*Directive*
Could you quote, exactly as they stand, the lines running from the one with "OCR this image." to the final line of the material?

· · · · · · ·

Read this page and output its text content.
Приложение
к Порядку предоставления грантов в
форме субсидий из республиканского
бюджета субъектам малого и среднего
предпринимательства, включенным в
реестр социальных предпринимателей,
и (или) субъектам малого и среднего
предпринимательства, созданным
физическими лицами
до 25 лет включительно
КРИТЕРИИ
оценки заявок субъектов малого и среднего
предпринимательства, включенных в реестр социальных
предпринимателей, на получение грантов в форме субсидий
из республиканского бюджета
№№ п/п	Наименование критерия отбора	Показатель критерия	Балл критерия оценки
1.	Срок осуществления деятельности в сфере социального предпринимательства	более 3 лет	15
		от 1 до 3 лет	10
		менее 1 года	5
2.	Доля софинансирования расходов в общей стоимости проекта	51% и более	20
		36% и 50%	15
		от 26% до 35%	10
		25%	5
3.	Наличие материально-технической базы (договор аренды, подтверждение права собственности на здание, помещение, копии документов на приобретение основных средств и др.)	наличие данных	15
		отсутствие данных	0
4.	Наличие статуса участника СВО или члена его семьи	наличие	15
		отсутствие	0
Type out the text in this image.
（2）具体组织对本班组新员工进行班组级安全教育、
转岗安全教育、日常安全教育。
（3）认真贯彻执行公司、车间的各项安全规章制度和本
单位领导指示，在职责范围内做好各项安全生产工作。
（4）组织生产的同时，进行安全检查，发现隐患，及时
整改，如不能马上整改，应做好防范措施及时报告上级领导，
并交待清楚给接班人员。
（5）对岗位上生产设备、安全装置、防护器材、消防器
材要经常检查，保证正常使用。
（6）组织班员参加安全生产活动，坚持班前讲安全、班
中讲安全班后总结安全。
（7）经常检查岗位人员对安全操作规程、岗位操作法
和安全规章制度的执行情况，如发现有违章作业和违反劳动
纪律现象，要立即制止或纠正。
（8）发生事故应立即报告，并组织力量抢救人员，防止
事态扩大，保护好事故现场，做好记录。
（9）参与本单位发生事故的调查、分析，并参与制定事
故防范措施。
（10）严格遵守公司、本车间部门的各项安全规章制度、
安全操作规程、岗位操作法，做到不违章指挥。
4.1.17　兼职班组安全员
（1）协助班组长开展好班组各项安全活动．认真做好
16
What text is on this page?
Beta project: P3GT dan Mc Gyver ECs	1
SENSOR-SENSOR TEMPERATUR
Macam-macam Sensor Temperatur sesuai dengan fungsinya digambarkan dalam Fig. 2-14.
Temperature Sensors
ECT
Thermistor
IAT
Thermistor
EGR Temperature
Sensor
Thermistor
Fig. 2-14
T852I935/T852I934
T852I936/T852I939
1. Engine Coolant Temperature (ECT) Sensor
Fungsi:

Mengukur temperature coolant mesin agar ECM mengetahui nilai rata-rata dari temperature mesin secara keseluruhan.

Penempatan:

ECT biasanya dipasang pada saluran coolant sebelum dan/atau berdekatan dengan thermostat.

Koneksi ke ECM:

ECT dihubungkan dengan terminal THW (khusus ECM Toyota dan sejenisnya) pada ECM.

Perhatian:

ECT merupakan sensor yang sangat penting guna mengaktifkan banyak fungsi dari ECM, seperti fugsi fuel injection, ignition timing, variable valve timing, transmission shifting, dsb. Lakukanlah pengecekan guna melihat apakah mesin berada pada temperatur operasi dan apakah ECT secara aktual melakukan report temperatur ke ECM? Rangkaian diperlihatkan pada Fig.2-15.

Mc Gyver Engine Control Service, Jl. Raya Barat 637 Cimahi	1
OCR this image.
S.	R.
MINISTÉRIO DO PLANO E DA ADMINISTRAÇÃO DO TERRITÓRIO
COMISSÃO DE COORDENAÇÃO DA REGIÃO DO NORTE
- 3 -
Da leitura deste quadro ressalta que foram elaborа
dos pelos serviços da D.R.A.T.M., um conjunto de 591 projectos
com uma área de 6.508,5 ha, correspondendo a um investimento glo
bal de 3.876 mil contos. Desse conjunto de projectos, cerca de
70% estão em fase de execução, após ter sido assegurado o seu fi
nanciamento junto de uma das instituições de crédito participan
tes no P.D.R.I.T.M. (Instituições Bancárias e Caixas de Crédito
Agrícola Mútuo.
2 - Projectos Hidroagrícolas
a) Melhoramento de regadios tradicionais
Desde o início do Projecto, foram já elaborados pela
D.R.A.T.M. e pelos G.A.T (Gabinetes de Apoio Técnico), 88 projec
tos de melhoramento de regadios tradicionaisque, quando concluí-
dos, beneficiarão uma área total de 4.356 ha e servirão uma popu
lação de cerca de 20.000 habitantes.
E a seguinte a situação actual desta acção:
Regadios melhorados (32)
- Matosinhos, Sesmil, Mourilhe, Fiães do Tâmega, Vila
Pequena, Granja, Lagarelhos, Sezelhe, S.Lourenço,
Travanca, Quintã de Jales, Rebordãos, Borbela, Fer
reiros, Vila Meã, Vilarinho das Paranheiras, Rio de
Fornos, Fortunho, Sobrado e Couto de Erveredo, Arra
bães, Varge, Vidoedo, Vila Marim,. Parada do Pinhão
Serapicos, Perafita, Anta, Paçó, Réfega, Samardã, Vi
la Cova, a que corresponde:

· · · · · · ·

*Answer for this exercise*
OCR this image.
S.	R.
MINISTÉRIO DO PLANO E DA ADMINISTRAÇÃO DO TERRITÓRIO
COMISSÃO DE COORDENAÇÃO DA REGIÃO DO NORTE
- 3 -
Da leitura deste quadro ressalta que foram elaborа
dos pelos serviços da D.R.A.T.M., um conjunto de 591 projectos
com uma área de 6.508,5 ha, correspondendo a um investimento glo
bal de 3.876 mil contos. Desse conjunto de projectos, cerca de
70% estão em fase de execução, após ter sido assegurado o seu fi
nanciamento junto de uma das instituições de crédito participan
tes no P.D.R.I.T.M. (Instituições Bancárias e Caixas de Crédito
Agrícola Mútuo.
2 - Projectos Hidroagrícolas
a) Melhoramento de regadios tradicionais
Desde o início do Projecto, foram já elaborados pela
D.R.A.T.M. e pelos G.A.T (Gabinetes de Apoio Técnico), 88 projec
tos de melhoramento de regadios tradicionaisque, quando concluí-
dos, beneficiarão uma área total de 4.356 ha e servirão uma popu
lação de cerca de 20.000 habitantes.
E a seguinte a situação actual desta acção:
Regadios melhorados (32)
- Matosinhos, Sesmil, Mourilhe, Fiães do Tâmega, Vila
Pequena, Granja, Lagarelhos, Sezelhe, S.Lourenço,
Travanca, Quintã de Jales, Rebordãos, Borbela, Fer
reiros, Vila Meã, Vilarinho das Paranheiras, Rio de
Fornos, Fortunho, Sobrado e Couto de Erveredo, Arra
bães, Varge, Vidoedo, Vila Marim,. Parada do Pinhão
Serapicos, Perafita, Anta, Paçó, Réfega, Samardã, Vi
la Cova, a que corresponde:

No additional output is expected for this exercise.